**What to do:** Lines that hold the string "screenshot" are to be counted; give only their number.

**Source data:**

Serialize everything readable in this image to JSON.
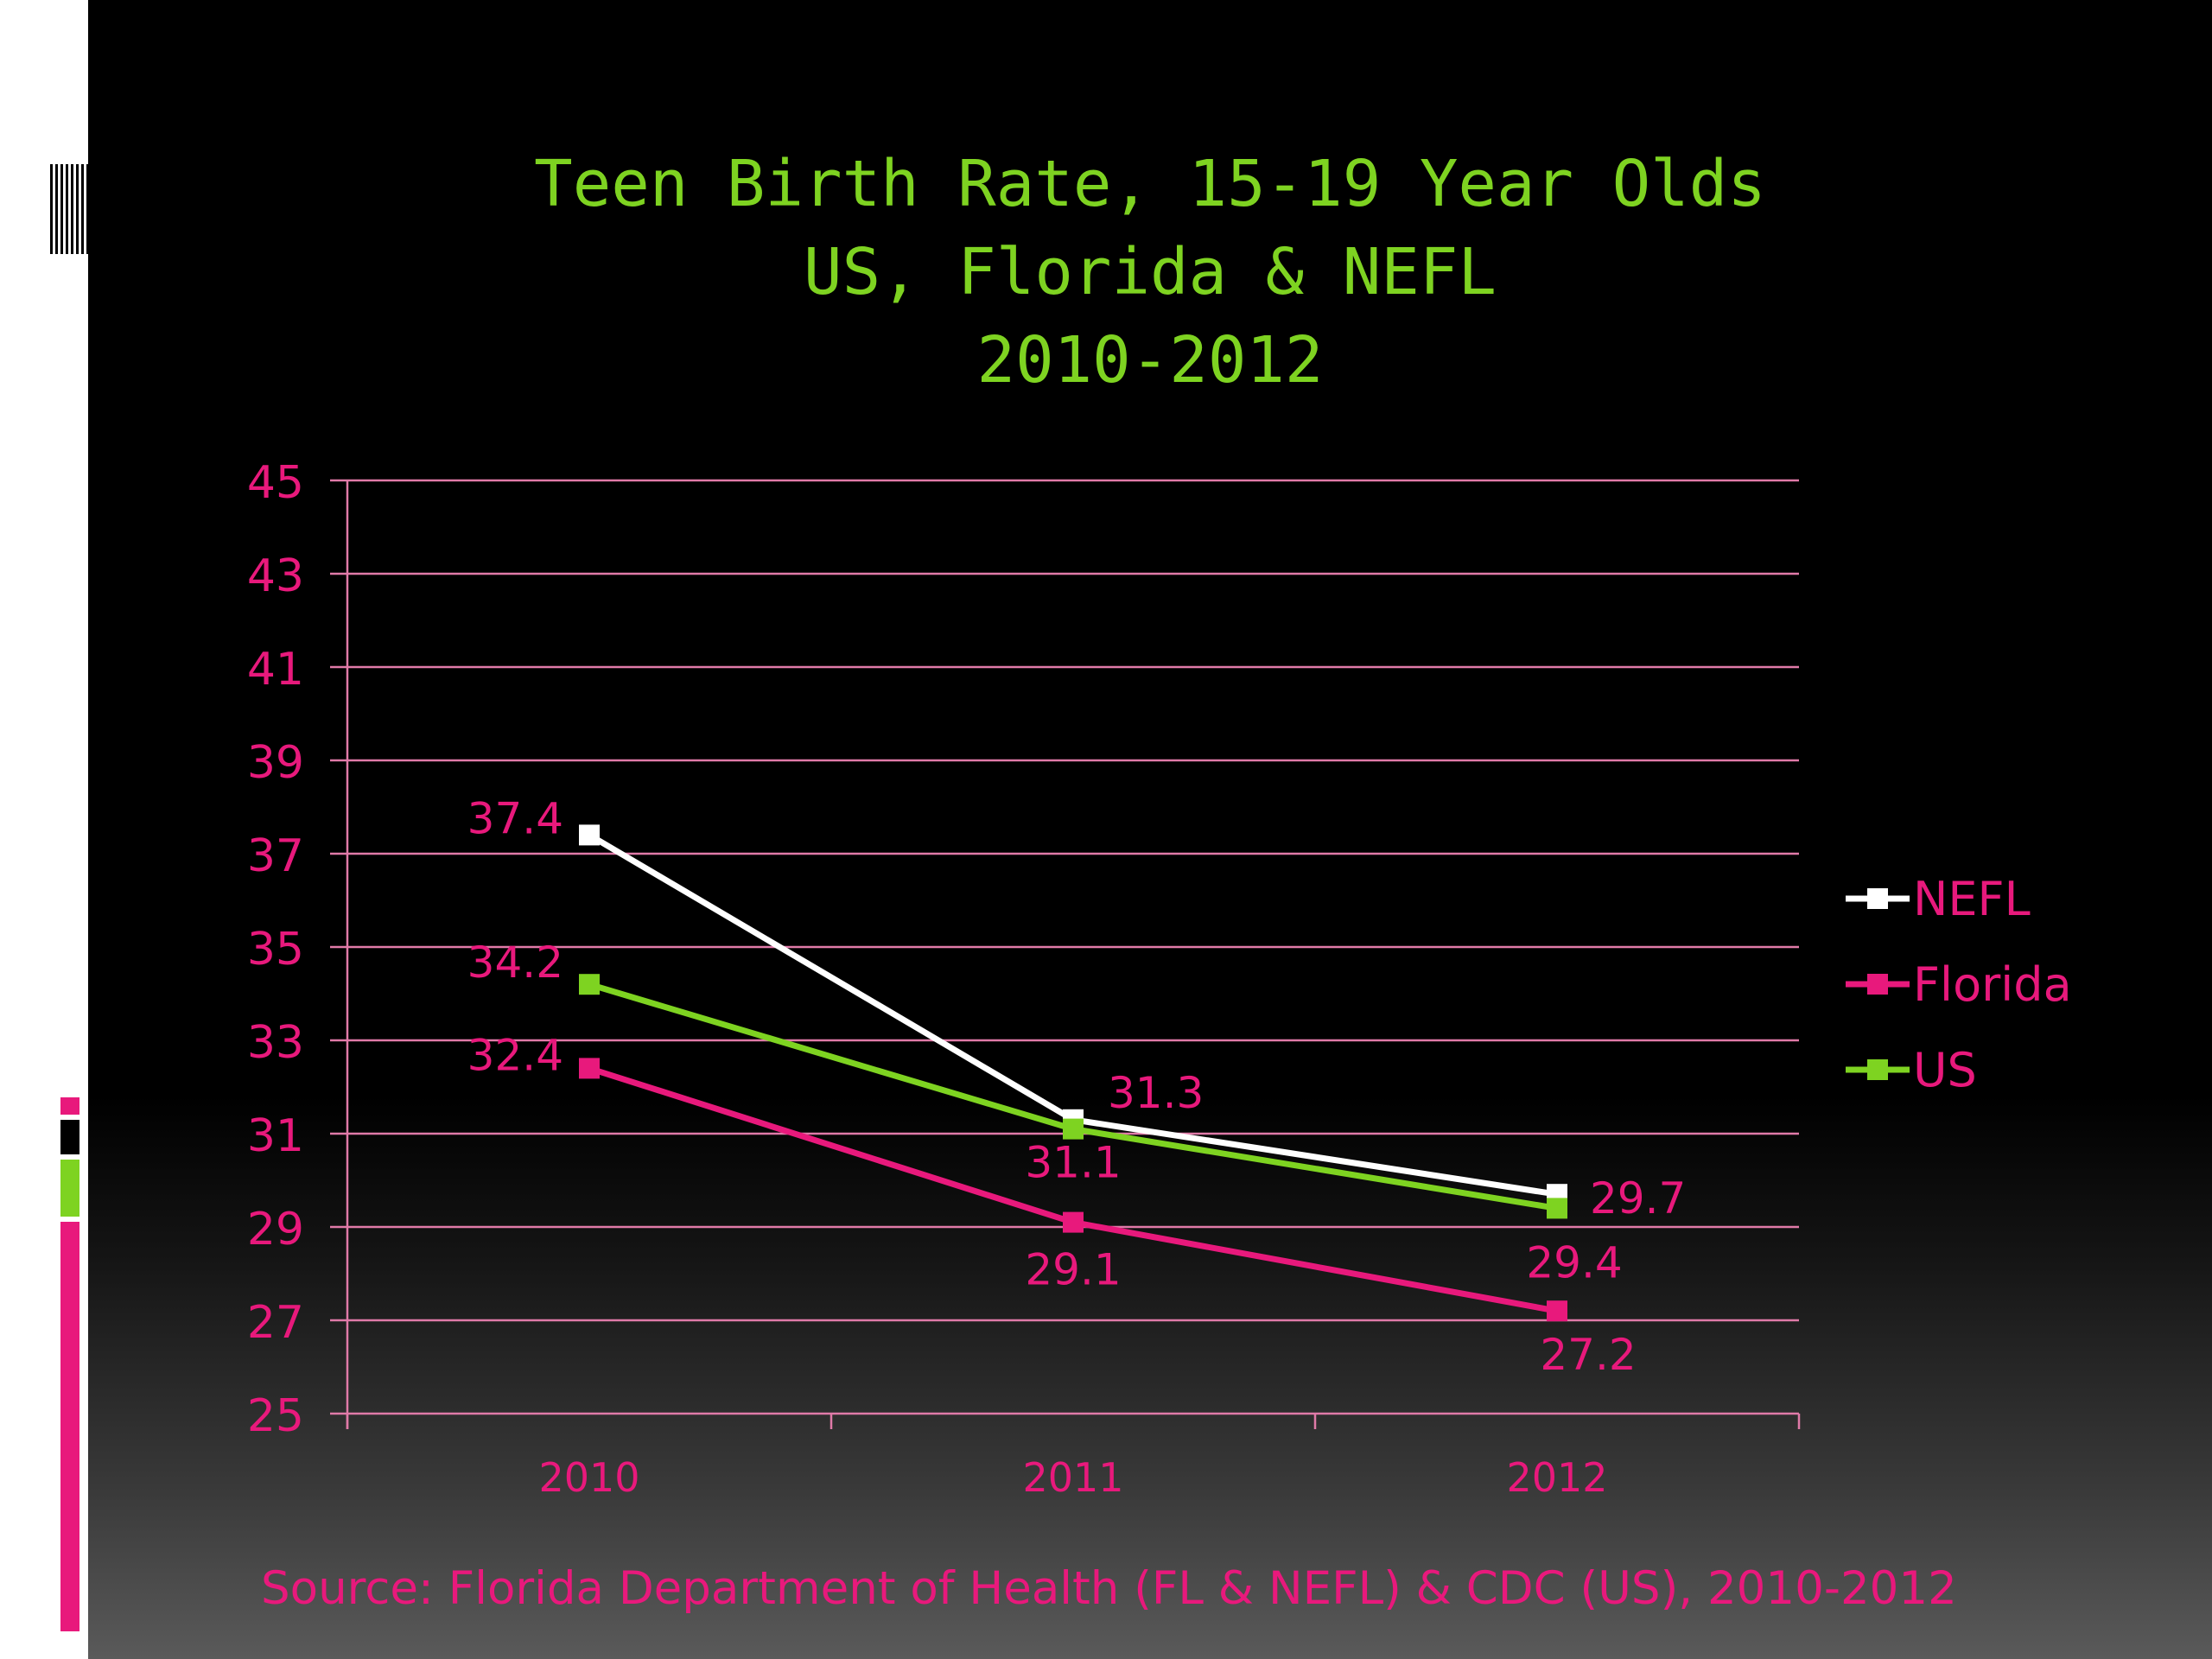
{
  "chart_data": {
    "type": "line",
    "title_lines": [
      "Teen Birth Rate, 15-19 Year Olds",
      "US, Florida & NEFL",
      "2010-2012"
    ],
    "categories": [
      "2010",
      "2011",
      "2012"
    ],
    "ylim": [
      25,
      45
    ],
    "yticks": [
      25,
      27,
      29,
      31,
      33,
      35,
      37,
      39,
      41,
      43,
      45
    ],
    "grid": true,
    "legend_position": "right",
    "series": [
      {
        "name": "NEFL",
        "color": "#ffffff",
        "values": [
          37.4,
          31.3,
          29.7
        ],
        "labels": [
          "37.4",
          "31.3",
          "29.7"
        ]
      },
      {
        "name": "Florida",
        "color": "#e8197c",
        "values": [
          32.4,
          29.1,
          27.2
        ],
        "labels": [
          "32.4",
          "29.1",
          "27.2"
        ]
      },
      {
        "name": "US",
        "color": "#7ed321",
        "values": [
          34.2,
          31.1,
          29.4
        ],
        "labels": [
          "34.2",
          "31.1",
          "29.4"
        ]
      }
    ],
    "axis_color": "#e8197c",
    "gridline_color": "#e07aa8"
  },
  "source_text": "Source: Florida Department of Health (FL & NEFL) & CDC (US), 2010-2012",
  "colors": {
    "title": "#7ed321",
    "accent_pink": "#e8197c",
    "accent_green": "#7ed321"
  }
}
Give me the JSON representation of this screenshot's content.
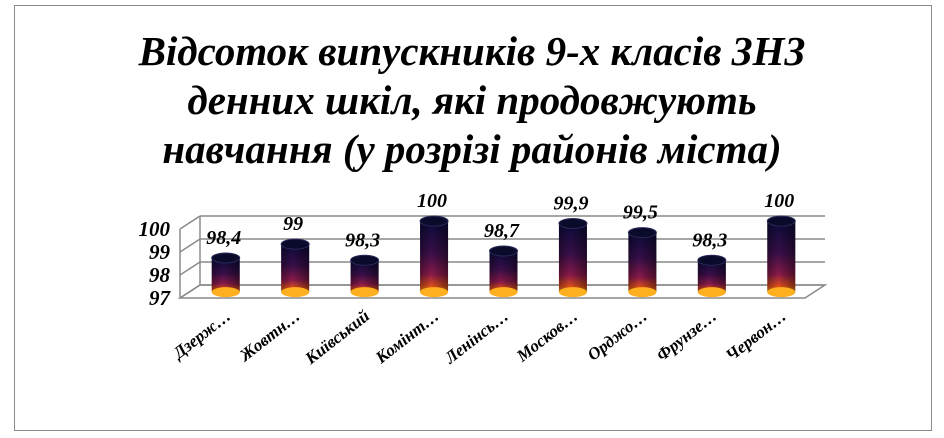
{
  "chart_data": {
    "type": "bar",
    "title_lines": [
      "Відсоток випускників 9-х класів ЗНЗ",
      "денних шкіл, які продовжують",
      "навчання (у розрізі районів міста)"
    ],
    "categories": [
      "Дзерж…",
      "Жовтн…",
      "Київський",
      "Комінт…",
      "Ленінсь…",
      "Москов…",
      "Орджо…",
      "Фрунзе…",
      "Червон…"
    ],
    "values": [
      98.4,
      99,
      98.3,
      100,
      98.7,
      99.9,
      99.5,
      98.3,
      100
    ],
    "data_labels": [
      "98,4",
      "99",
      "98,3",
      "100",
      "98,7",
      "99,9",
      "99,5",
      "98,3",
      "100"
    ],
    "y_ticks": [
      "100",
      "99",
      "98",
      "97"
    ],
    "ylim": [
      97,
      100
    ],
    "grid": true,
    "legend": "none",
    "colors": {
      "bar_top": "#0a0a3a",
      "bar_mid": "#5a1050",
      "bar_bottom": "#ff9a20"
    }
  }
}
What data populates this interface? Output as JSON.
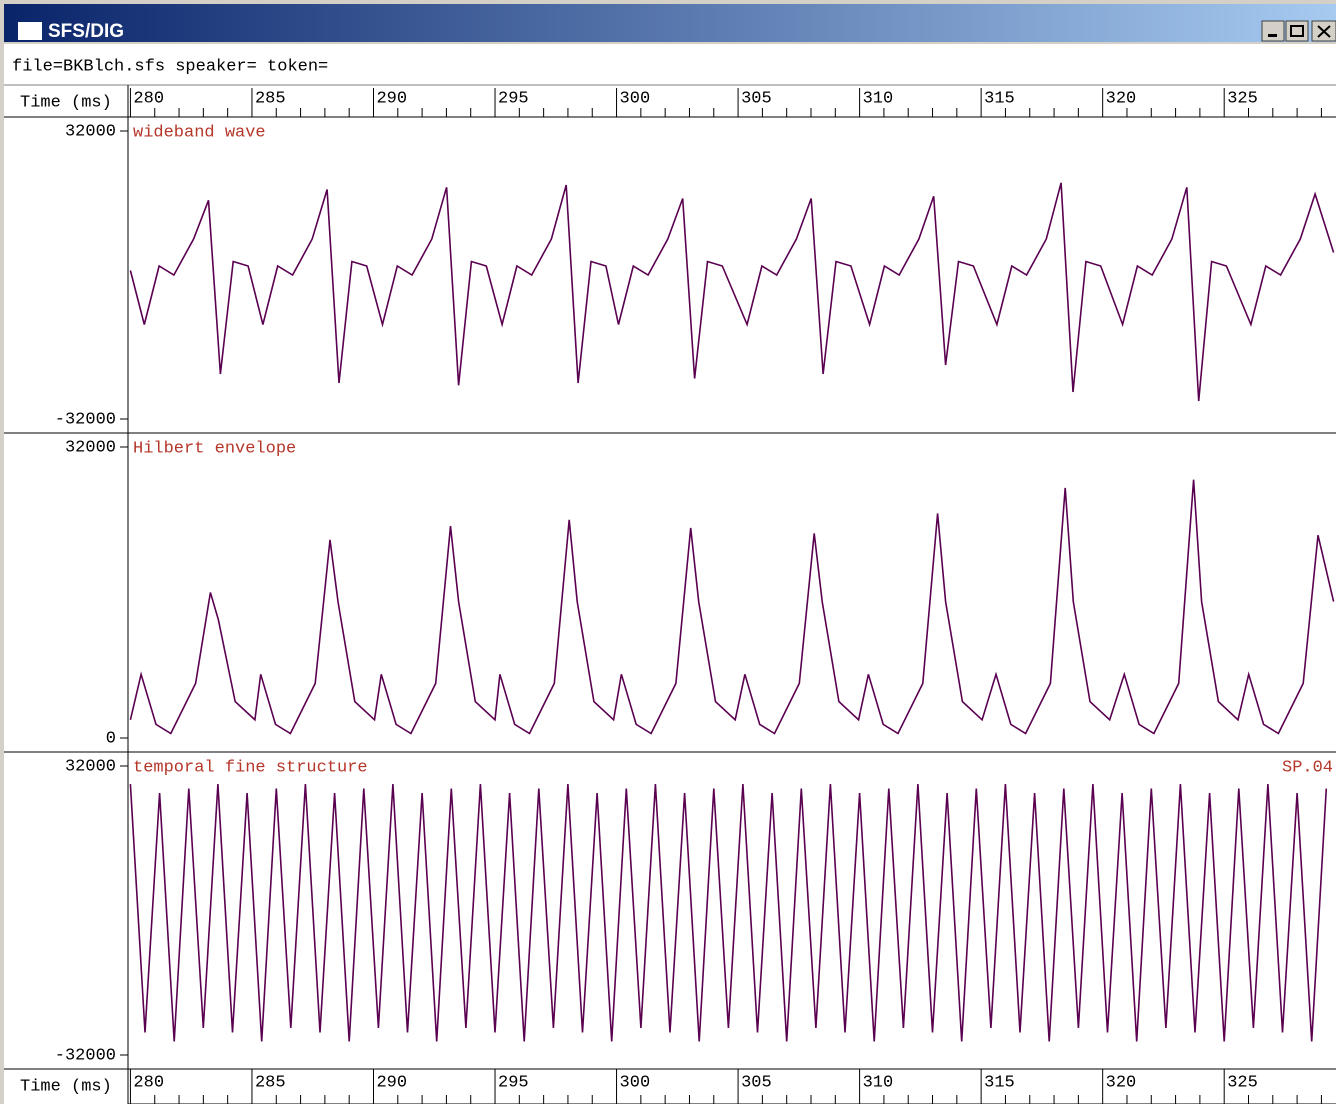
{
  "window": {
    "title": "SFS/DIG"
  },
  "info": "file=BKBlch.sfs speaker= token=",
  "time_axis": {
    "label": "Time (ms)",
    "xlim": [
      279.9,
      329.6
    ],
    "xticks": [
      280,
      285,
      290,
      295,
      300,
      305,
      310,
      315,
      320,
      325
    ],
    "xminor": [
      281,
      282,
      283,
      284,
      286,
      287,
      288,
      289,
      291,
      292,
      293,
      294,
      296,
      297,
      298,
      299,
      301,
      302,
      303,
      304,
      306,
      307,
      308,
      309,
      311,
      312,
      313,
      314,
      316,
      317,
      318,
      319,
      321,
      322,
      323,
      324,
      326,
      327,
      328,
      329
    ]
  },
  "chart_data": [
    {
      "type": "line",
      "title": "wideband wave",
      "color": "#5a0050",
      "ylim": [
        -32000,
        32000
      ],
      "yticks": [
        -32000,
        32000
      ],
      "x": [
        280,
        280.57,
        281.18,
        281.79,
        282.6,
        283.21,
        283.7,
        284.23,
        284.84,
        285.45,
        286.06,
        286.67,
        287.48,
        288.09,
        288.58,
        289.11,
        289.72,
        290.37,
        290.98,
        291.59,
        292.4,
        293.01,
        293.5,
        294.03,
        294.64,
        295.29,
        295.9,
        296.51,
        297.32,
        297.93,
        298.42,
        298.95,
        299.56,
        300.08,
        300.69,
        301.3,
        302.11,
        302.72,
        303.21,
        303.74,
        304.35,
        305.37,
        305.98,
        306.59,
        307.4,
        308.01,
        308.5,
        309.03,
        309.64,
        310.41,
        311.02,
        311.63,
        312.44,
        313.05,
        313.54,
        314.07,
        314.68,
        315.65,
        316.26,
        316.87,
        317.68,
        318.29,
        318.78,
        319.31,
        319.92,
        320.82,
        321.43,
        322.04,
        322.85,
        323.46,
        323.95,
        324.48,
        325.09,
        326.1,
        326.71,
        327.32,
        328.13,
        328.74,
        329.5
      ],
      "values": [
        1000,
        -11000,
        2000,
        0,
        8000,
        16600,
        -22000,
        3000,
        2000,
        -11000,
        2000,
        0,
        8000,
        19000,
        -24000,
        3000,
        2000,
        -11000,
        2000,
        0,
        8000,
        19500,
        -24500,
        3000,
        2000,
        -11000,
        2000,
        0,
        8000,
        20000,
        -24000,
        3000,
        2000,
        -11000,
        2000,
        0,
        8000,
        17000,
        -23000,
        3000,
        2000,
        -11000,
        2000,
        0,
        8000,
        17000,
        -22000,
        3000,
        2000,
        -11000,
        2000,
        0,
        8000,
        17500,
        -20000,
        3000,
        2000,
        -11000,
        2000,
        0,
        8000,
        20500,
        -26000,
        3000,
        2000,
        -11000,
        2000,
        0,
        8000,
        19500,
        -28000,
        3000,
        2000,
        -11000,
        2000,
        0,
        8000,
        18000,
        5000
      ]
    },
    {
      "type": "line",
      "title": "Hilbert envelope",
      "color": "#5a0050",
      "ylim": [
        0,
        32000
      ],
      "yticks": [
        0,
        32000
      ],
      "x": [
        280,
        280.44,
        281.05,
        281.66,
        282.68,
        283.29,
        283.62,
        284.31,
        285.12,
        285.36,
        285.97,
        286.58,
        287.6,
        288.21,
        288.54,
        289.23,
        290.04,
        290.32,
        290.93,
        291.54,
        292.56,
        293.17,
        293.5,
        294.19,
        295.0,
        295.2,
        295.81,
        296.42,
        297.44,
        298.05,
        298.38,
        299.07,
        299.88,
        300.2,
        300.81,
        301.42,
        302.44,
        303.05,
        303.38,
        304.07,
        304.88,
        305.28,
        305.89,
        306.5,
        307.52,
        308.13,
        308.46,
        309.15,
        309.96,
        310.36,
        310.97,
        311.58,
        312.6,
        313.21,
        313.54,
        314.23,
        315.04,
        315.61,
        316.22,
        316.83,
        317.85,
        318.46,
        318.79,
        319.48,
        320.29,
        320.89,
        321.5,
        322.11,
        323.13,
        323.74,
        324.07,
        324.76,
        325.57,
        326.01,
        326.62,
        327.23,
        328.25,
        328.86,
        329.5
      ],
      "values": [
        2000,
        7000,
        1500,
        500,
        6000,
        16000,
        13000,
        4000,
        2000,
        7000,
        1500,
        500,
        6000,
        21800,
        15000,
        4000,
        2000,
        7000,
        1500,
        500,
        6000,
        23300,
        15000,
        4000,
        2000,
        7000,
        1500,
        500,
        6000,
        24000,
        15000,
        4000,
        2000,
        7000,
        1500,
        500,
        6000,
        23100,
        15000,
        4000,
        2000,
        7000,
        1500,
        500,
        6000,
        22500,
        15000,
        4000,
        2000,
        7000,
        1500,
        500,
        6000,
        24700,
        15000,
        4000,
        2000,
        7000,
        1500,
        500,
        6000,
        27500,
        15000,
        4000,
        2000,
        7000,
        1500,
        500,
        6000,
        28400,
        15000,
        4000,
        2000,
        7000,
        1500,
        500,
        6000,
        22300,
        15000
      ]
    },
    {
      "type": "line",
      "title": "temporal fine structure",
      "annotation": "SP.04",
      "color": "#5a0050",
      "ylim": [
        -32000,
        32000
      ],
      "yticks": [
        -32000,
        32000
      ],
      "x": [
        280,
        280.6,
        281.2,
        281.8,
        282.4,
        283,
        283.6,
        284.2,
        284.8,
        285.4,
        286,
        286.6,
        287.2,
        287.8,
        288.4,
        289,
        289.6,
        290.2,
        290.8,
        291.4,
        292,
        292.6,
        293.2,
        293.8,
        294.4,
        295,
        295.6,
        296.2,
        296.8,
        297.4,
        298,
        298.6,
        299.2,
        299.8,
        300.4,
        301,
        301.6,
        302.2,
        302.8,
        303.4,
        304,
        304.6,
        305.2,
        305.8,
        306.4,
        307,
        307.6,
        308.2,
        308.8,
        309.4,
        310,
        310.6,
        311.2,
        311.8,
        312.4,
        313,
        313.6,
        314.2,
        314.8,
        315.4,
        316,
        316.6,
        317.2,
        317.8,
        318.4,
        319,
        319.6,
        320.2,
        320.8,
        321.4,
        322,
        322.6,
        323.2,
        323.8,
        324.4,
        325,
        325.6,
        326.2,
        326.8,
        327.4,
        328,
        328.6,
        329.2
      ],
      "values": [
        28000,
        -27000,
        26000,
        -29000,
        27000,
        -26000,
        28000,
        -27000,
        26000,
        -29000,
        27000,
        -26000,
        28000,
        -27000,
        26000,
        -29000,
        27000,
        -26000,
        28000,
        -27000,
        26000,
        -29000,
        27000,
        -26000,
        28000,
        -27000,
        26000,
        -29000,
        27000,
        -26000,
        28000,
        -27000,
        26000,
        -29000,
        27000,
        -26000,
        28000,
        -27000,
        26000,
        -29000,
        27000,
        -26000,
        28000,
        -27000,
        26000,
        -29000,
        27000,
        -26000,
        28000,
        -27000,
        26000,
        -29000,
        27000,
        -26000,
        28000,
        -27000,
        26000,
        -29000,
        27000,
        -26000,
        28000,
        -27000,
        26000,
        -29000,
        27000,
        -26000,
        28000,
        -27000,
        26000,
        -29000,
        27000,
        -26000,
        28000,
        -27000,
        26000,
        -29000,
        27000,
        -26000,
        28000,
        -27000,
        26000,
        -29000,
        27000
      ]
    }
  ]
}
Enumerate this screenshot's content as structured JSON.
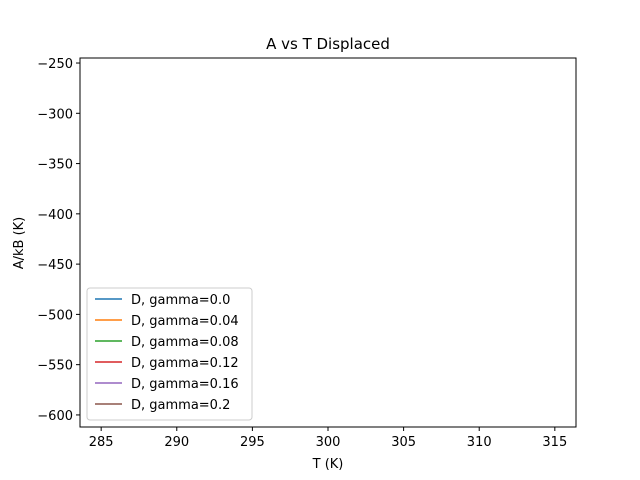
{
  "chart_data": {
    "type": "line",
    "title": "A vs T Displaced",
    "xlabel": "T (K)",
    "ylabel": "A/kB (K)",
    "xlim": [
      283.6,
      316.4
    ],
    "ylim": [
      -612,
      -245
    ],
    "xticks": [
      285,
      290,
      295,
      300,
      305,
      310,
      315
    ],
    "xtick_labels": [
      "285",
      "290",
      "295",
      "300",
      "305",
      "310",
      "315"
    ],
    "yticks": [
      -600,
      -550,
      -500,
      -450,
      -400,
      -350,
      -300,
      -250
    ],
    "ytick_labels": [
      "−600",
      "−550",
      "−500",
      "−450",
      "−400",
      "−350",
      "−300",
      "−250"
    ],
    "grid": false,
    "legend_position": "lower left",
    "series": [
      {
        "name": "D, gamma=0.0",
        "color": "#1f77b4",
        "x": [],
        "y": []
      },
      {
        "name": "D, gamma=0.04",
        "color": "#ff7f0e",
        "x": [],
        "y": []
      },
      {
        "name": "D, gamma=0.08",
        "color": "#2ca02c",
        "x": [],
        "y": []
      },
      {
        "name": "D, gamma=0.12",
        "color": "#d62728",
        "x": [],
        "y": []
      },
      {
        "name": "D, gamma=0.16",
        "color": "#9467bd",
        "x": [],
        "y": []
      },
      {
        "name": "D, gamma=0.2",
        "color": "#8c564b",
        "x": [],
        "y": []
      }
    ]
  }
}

**Solved exercise:** 2